TO DO:
Pictures stay out of your copy, but everything else in the records below must be repeated exactly.

Extracted records:
-- BEGIN --

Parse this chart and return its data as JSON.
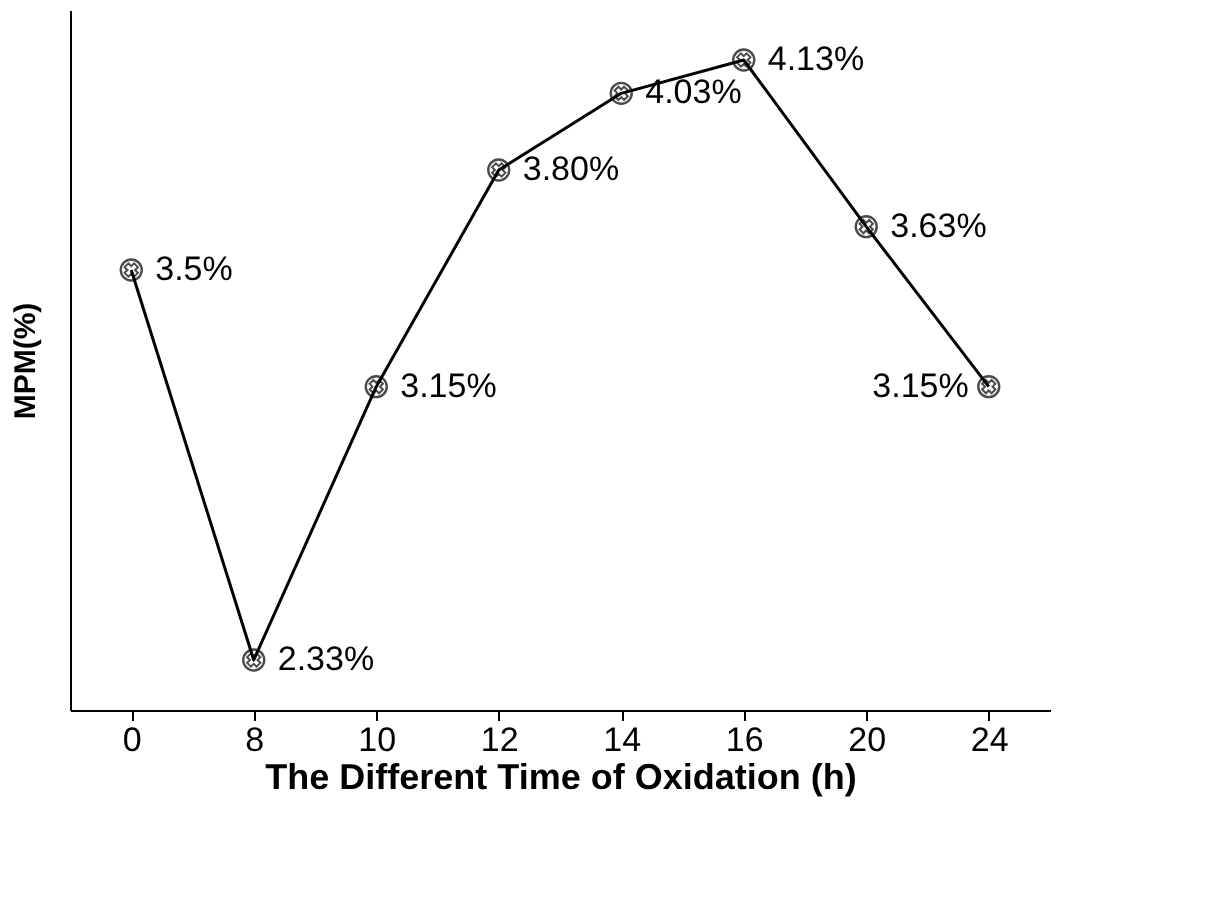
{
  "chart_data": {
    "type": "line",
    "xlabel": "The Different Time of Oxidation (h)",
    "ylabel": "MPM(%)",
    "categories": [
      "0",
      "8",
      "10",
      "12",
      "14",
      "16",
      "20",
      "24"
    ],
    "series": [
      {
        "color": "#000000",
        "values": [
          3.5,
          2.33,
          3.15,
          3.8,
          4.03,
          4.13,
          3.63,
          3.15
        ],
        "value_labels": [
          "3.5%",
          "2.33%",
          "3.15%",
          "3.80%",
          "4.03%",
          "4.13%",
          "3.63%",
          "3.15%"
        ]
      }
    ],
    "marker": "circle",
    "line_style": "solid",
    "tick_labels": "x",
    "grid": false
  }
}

-- END --

TASK ANSWER:
Parse this chart and return its data as JSON.
{
  "chart_data": {
    "type": "line",
    "xlabel": "The Different Time of Oxidation (h)",
    "ylabel": "MPM(%)",
    "categories": [
      "0",
      "8",
      "10",
      "12",
      "14",
      "16",
      "20",
      "24"
    ],
    "series": [
      {
        "color": "#000000",
        "values": [
          3.5,
          2.33,
          3.15,
          3.8,
          4.03,
          4.13,
          3.63,
          3.15
        ],
        "value_labels": [
          "3.5%",
          "2.33%",
          "3.15%",
          "3.80%",
          "4.03%",
          "4.13%",
          "3.63%",
          "3.15%"
        ]
      }
    ],
    "marker": "circle",
    "line_style": "solid",
    "tick_labels": "x",
    "grid": false
  }
}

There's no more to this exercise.